■ GOAL
Provide an exact copy of the data, excluding the images.

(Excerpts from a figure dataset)
"""

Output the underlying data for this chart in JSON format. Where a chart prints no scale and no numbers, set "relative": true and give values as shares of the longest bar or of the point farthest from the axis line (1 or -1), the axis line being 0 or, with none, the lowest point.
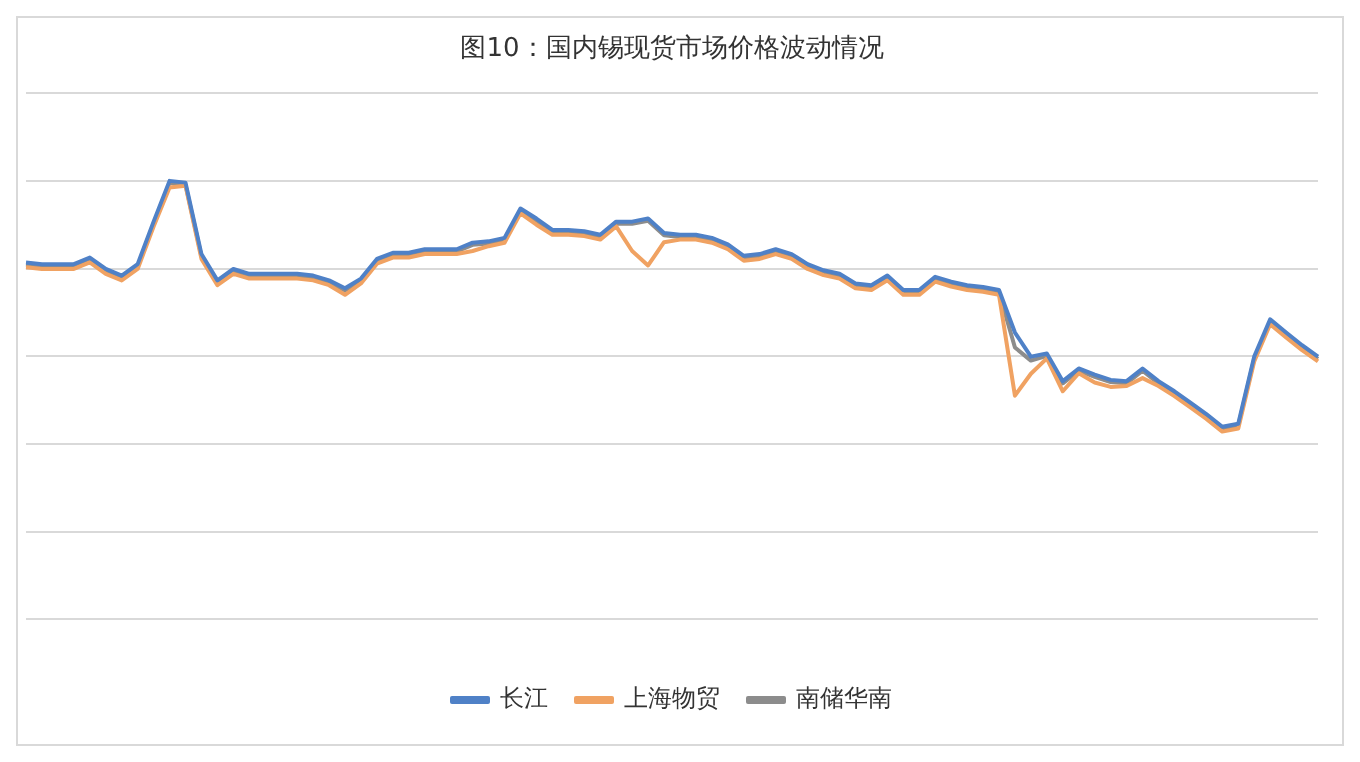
{
  "chart_data": {
    "type": "line",
    "title": "图10：国内锡现货市场价格波动情况",
    "relative": true,
    "grid": "y",
    "legend": "bottom",
    "marker": "none",
    "line_style": "solid",
    "categories": [
      null,
      null,
      null,
      null,
      null,
      null,
      null,
      null,
      null,
      null,
      null,
      null,
      null,
      null,
      null,
      null,
      null,
      null,
      null,
      null,
      null,
      null,
      null,
      null,
      null,
      null,
      null,
      null,
      null,
      null,
      null,
      null,
      null,
      null,
      null,
      null,
      null,
      null,
      null,
      null,
      null,
      null,
      null,
      null,
      null,
      null,
      null,
      null,
      null,
      null,
      null,
      null,
      null,
      null,
      null,
      null,
      null,
      null,
      null,
      null,
      null,
      null,
      null,
      null,
      null,
      null,
      null,
      null,
      null,
      null,
      null,
      null,
      null,
      null,
      null,
      null,
      null,
      null,
      null,
      null,
      null,
      null
    ],
    "series": [
      {
        "name": "长江",
        "color": "#4f81c7",
        "values": [
          0.814,
          0.81,
          0.81,
          0.81,
          0.825,
          0.799,
          0.784,
          0.81,
          0.907,
          1.0,
          0.996,
          0.833,
          0.773,
          0.799,
          0.788,
          0.788,
          0.788,
          0.788,
          0.784,
          0.773,
          0.755,
          0.777,
          0.822,
          0.836,
          0.836,
          0.844,
          0.844,
          0.844,
          0.859,
          0.862,
          0.87,
          0.937,
          0.914,
          0.888,
          0.888,
          0.885,
          0.877,
          0.907,
          0.907,
          0.914,
          0.881,
          0.877,
          0.877,
          0.87,
          0.855,
          0.829,
          0.833,
          0.844,
          0.833,
          0.81,
          0.796,
          0.788,
          0.766,
          0.762,
          0.784,
          0.751,
          0.751,
          0.781,
          0.77,
          0.762,
          0.758,
          0.751,
          0.654,
          0.599,
          0.606,
          0.543,
          0.572,
          0.558,
          0.546,
          0.543,
          0.572,
          0.543,
          0.52,
          0.494,
          0.468,
          0.439,
          0.446,
          0.599,
          0.684,
          0.654,
          0.625,
          0.599
        ]
      },
      {
        "name": "上海物贸",
        "color": "#f0a262",
        "values": [
          0.803,
          0.799,
          0.799,
          0.799,
          0.814,
          0.788,
          0.773,
          0.799,
          0.896,
          0.985,
          0.989,
          0.822,
          0.762,
          0.788,
          0.777,
          0.777,
          0.777,
          0.777,
          0.773,
          0.762,
          0.74,
          0.766,
          0.811,
          0.825,
          0.825,
          0.833,
          0.833,
          0.833,
          0.84,
          0.851,
          0.859,
          0.926,
          0.9,
          0.877,
          0.877,
          0.874,
          0.866,
          0.896,
          0.84,
          0.807,
          0.86,
          0.866,
          0.866,
          0.859,
          0.844,
          0.818,
          0.822,
          0.833,
          0.822,
          0.799,
          0.785,
          0.777,
          0.755,
          0.751,
          0.773,
          0.74,
          0.74,
          0.77,
          0.759,
          0.751,
          0.747,
          0.74,
          0.51,
          0.56,
          0.595,
          0.52,
          0.561,
          0.54,
          0.53,
          0.532,
          0.55,
          0.532,
          0.509,
          0.483,
          0.457,
          0.428,
          0.435,
          0.588,
          0.673,
          0.643,
          0.614,
          0.588
        ]
      },
      {
        "name": "南储华南",
        "color": "#8c8c8c",
        "values": [
          0.809,
          0.805,
          0.805,
          0.805,
          0.82,
          0.794,
          0.779,
          0.805,
          0.902,
          0.995,
          0.991,
          0.828,
          0.768,
          0.794,
          0.783,
          0.783,
          0.783,
          0.783,
          0.779,
          0.768,
          0.75,
          0.772,
          0.817,
          0.831,
          0.831,
          0.839,
          0.839,
          0.839,
          0.854,
          0.857,
          0.865,
          0.932,
          0.909,
          0.883,
          0.883,
          0.88,
          0.872,
          0.902,
          0.902,
          0.909,
          0.876,
          0.872,
          0.872,
          0.865,
          0.85,
          0.824,
          0.828,
          0.839,
          0.828,
          0.805,
          0.791,
          0.783,
          0.761,
          0.757,
          0.779,
          0.746,
          0.746,
          0.776,
          0.765,
          0.757,
          0.753,
          0.746,
          0.62,
          0.59,
          0.601,
          0.538,
          0.567,
          0.553,
          0.541,
          0.538,
          0.567,
          0.538,
          0.515,
          0.489,
          0.463,
          0.434,
          0.441,
          0.594,
          0.679,
          0.649,
          0.62,
          0.594
        ]
      }
    ]
  }
}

"""

■ SOLVED EXERCISE
Output the underlying data for this chart in JSON format. Where a chart prints no scale and no numbers, set "relative": true and give values as shares of the longest bar or of the point farthest from the axis line (1 or -1), the axis line being 0 or, with none, the lowest point.
{
  "chart_data": {
    "type": "line",
    "title": "图10：国内锡现货市场价格波动情况",
    "relative": true,
    "grid": "y",
    "legend": "bottom",
    "marker": "none",
    "line_style": "solid",
    "categories": [
      null,
      null,
      null,
      null,
      null,
      null,
      null,
      null,
      null,
      null,
      null,
      null,
      null,
      null,
      null,
      null,
      null,
      null,
      null,
      null,
      null,
      null,
      null,
      null,
      null,
      null,
      null,
      null,
      null,
      null,
      null,
      null,
      null,
      null,
      null,
      null,
      null,
      null,
      null,
      null,
      null,
      null,
      null,
      null,
      null,
      null,
      null,
      null,
      null,
      null,
      null,
      null,
      null,
      null,
      null,
      null,
      null,
      null,
      null,
      null,
      null,
      null,
      null,
      null,
      null,
      null,
      null,
      null,
      null,
      null,
      null,
      null,
      null,
      null,
      null,
      null,
      null,
      null,
      null,
      null,
      null,
      null
    ],
    "series": [
      {
        "name": "长江",
        "color": "#4f81c7",
        "values": [
          0.814,
          0.81,
          0.81,
          0.81,
          0.825,
          0.799,
          0.784,
          0.81,
          0.907,
          1.0,
          0.996,
          0.833,
          0.773,
          0.799,
          0.788,
          0.788,
          0.788,
          0.788,
          0.784,
          0.773,
          0.755,
          0.777,
          0.822,
          0.836,
          0.836,
          0.844,
          0.844,
          0.844,
          0.859,
          0.862,
          0.87,
          0.937,
          0.914,
          0.888,
          0.888,
          0.885,
          0.877,
          0.907,
          0.907,
          0.914,
          0.881,
          0.877,
          0.877,
          0.87,
          0.855,
          0.829,
          0.833,
          0.844,
          0.833,
          0.81,
          0.796,
          0.788,
          0.766,
          0.762,
          0.784,
          0.751,
          0.751,
          0.781,
          0.77,
          0.762,
          0.758,
          0.751,
          0.654,
          0.599,
          0.606,
          0.543,
          0.572,
          0.558,
          0.546,
          0.543,
          0.572,
          0.543,
          0.52,
          0.494,
          0.468,
          0.439,
          0.446,
          0.599,
          0.684,
          0.654,
          0.625,
          0.599
        ]
      },
      {
        "name": "上海物贸",
        "color": "#f0a262",
        "values": [
          0.803,
          0.799,
          0.799,
          0.799,
          0.814,
          0.788,
          0.773,
          0.799,
          0.896,
          0.985,
          0.989,
          0.822,
          0.762,
          0.788,
          0.777,
          0.777,
          0.777,
          0.777,
          0.773,
          0.762,
          0.74,
          0.766,
          0.811,
          0.825,
          0.825,
          0.833,
          0.833,
          0.833,
          0.84,
          0.851,
          0.859,
          0.926,
          0.9,
          0.877,
          0.877,
          0.874,
          0.866,
          0.896,
          0.84,
          0.807,
          0.86,
          0.866,
          0.866,
          0.859,
          0.844,
          0.818,
          0.822,
          0.833,
          0.822,
          0.799,
          0.785,
          0.777,
          0.755,
          0.751,
          0.773,
          0.74,
          0.74,
          0.77,
          0.759,
          0.751,
          0.747,
          0.74,
          0.51,
          0.56,
          0.595,
          0.52,
          0.561,
          0.54,
          0.53,
          0.532,
          0.55,
          0.532,
          0.509,
          0.483,
          0.457,
          0.428,
          0.435,
          0.588,
          0.673,
          0.643,
          0.614,
          0.588
        ]
      },
      {
        "name": "南储华南",
        "color": "#8c8c8c",
        "values": [
          0.809,
          0.805,
          0.805,
          0.805,
          0.82,
          0.794,
          0.779,
          0.805,
          0.902,
          0.995,
          0.991,
          0.828,
          0.768,
          0.794,
          0.783,
          0.783,
          0.783,
          0.783,
          0.779,
          0.768,
          0.75,
          0.772,
          0.817,
          0.831,
          0.831,
          0.839,
          0.839,
          0.839,
          0.854,
          0.857,
          0.865,
          0.932,
          0.909,
          0.883,
          0.883,
          0.88,
          0.872,
          0.902,
          0.902,
          0.909,
          0.876,
          0.872,
          0.872,
          0.865,
          0.85,
          0.824,
          0.828,
          0.839,
          0.828,
          0.805,
          0.791,
          0.783,
          0.761,
          0.757,
          0.779,
          0.746,
          0.746,
          0.776,
          0.765,
          0.757,
          0.753,
          0.746,
          0.62,
          0.59,
          0.601,
          0.538,
          0.567,
          0.553,
          0.541,
          0.538,
          0.567,
          0.538,
          0.515,
          0.489,
          0.463,
          0.434,
          0.441,
          0.594,
          0.679,
          0.649,
          0.62,
          0.594
        ]
      }
    ]
  }
}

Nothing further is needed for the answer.